Dataset excerpts

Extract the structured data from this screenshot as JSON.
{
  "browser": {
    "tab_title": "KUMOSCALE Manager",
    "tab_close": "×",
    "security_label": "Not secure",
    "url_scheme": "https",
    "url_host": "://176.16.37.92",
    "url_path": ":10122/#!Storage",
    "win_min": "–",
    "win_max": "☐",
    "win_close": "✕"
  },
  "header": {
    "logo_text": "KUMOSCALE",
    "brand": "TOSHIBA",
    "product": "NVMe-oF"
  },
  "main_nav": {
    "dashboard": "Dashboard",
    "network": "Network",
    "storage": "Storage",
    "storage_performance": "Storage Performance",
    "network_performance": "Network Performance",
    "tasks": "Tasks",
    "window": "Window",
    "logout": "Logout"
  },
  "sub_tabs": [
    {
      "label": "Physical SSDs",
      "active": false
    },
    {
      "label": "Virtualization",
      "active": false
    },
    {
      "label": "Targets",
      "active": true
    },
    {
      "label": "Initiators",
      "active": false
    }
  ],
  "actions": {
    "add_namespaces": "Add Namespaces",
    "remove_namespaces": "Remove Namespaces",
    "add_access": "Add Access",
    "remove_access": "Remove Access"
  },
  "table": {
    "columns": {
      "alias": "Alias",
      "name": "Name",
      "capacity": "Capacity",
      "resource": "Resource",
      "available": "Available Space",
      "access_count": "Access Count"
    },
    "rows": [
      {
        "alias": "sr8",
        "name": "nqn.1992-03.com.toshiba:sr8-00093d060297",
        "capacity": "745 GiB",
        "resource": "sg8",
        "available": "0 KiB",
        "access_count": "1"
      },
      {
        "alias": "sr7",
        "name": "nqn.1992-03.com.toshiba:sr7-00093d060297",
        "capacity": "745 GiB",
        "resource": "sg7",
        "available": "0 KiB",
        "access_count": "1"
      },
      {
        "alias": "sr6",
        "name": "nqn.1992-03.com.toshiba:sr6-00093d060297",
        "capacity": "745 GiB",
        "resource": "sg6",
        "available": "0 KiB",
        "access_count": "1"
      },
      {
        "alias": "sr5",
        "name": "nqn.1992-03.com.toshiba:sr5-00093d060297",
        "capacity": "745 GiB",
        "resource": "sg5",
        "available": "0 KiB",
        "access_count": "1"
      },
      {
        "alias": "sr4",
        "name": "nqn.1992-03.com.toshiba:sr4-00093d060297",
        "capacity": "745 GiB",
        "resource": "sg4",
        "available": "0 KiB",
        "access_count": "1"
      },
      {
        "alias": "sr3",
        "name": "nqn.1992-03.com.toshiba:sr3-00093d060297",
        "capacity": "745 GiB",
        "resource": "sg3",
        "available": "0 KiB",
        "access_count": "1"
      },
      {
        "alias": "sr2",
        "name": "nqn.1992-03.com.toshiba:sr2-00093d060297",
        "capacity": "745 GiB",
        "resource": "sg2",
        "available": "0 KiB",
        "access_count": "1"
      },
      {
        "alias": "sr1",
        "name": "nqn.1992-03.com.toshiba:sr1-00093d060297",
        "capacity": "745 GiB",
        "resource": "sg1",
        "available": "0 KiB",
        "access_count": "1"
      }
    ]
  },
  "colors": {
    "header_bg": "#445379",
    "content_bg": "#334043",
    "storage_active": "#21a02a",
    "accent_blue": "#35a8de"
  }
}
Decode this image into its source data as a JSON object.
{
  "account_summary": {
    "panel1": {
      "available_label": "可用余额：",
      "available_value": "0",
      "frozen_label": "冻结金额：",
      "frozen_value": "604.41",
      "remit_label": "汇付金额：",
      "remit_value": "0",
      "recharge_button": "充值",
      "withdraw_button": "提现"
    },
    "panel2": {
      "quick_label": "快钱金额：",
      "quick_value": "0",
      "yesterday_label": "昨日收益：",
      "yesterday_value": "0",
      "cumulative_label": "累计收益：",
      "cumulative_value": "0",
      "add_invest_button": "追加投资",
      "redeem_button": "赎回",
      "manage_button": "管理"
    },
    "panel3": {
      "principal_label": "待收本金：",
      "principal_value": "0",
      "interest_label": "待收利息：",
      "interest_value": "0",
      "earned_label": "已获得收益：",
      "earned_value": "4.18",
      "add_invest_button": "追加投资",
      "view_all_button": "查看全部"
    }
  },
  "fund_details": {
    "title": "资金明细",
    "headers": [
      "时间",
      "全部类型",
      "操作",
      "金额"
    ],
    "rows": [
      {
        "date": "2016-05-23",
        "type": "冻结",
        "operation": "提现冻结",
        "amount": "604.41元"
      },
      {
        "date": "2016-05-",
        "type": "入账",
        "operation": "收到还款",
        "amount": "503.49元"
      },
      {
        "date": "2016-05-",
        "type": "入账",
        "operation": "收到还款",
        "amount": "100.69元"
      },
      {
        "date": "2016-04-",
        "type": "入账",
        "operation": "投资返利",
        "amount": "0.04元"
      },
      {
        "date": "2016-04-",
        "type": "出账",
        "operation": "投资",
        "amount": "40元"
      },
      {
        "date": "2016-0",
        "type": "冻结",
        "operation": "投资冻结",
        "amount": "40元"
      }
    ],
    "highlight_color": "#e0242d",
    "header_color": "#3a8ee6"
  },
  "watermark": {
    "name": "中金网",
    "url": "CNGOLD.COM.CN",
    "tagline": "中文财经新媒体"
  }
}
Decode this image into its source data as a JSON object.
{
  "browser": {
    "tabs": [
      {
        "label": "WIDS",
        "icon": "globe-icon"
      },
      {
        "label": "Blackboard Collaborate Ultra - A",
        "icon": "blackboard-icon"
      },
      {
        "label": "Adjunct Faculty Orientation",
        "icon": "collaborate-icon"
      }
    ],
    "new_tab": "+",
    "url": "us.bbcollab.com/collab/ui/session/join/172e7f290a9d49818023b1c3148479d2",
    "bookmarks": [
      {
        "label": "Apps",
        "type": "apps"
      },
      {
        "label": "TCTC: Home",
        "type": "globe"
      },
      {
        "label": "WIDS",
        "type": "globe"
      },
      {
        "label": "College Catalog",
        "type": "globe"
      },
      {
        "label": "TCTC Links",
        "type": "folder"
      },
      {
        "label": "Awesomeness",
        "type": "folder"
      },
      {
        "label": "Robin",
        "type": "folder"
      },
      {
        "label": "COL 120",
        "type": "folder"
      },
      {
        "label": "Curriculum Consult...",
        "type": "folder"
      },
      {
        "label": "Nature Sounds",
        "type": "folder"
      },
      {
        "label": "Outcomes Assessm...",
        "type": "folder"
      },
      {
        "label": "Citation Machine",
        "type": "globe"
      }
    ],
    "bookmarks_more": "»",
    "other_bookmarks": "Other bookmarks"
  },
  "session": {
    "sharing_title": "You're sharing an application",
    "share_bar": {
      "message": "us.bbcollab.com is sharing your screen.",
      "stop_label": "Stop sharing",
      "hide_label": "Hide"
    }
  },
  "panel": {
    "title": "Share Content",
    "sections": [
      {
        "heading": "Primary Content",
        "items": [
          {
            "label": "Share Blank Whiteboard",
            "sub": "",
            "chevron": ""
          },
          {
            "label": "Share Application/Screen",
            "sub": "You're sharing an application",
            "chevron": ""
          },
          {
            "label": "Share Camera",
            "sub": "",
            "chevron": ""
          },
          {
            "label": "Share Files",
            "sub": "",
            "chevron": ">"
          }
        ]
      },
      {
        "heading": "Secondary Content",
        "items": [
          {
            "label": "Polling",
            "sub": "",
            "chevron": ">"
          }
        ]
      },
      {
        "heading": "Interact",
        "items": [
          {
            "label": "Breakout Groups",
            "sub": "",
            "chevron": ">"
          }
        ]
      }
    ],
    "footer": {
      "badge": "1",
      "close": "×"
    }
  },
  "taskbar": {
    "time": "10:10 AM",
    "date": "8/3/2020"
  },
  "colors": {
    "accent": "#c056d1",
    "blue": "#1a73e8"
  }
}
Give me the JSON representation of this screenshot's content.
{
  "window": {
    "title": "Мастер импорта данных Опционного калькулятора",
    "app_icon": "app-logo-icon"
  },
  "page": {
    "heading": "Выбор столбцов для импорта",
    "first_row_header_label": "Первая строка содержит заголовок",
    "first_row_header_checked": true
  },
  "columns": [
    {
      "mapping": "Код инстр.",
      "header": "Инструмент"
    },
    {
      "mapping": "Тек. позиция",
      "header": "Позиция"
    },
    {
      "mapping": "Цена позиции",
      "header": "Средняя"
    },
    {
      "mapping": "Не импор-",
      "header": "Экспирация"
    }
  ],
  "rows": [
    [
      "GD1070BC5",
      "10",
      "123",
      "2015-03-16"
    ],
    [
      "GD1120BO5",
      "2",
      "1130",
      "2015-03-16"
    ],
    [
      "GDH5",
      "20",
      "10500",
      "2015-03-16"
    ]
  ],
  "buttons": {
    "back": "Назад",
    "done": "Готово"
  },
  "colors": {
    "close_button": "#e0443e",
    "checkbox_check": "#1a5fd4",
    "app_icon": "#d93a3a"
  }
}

* [Request]
Everything from the line containing "Give me the" to the end of the records must be written out exactly; include both of those lines and no others.

* [Correct response]
Give me the JSON representation of this screenshot's content.
{
  "window": {
    "title": "Мастер импорта данных Опционного калькулятора",
    "app_icon": "app-logo-icon"
  },
  "page": {
    "heading": "Выбор столбцов для импорта",
    "first_row_header_label": "Первая строка содержит заголовок",
    "first_row_header_checked": true
  },
  "columns": [
    {
      "mapping": "Код инстр.",
      "header": "Инструмент"
    },
    {
      "mapping": "Тек. позиция",
      "header": "Позиция"
    },
    {
      "mapping": "Цена позиции",
      "header": "Средняя"
    },
    {
      "mapping": "Не импор-",
      "header": "Экспирация"
    }
  ],
  "rows": [
    [
      "GD1070BC5",
      "10",
      "123",
      "2015-03-16"
    ],
    [
      "GD1120BO5",
      "2",
      "1130",
      "2015-03-16"
    ],
    [
      "GDH5",
      "20",
      "10500",
      "2015-03-16"
    ]
  ],
  "buttons": {
    "back": "Назад",
    "done": "Готово"
  },
  "colors": {
    "close_button": "#e0443e",
    "checkbox_check": "#1a5fd4",
    "app_icon": "#d93a3a"
  }
}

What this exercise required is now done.